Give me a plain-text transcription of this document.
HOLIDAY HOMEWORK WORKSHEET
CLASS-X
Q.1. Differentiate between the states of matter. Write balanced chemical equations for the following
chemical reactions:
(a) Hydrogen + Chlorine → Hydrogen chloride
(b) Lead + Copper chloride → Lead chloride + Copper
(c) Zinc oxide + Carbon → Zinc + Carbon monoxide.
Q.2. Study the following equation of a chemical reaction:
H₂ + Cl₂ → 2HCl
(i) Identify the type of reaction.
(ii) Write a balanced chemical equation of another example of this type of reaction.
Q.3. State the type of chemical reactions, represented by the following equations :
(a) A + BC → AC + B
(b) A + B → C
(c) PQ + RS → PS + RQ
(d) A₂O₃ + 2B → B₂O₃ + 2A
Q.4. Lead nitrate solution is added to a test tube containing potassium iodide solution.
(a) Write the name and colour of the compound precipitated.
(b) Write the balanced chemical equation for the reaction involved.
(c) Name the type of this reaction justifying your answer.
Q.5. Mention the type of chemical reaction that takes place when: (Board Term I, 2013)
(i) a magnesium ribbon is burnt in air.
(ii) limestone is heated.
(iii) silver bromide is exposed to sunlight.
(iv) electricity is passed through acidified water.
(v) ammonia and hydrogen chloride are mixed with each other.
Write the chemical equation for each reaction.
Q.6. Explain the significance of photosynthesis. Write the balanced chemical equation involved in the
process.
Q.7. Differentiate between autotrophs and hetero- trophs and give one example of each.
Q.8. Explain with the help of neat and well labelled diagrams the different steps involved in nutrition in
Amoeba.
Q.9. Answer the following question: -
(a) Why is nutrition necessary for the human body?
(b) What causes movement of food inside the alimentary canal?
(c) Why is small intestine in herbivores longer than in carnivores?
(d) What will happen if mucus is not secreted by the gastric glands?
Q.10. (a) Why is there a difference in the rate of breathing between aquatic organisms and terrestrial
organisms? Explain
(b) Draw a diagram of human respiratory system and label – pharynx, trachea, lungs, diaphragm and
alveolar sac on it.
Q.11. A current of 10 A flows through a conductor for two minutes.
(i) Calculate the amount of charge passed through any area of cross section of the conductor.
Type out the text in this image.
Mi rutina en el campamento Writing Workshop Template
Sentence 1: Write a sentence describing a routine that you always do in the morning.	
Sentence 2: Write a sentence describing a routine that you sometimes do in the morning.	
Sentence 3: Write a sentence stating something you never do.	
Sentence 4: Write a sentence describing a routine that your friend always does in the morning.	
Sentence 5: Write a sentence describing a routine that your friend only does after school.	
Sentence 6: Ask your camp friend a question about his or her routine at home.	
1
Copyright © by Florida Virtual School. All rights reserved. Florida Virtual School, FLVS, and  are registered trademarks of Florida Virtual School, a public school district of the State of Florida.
◇ ◇ ◇
▶ _Given task_
Repeat only the stretch of lines starting at the one containing "Type out the text in this image." and running to the final line of the entries above.

▶ _Reply_
Type out the text in this image.
Mi rutina en el campamento Writing Workshop Template
Sentence 1: Write a sentence describing a routine that you always do in the morning.	
Sentence 2: Write a sentence describing a routine that you sometimes do in the morning.	
Sentence 3: Write a sentence stating something you never do.	
Sentence 4: Write a sentence describing a routine that your friend always does in the morning.	
Sentence 5: Write a sentence describing a routine that your friend only does after school.	
Sentence 6: Ask your camp friend a question about his or her routine at home.	
1
Copyright © by Florida Virtual School. All rights reserved. Florida Virtual School, FLVS, and  are registered trademarks of Florida Virtual School, a public school district of the State of Florida.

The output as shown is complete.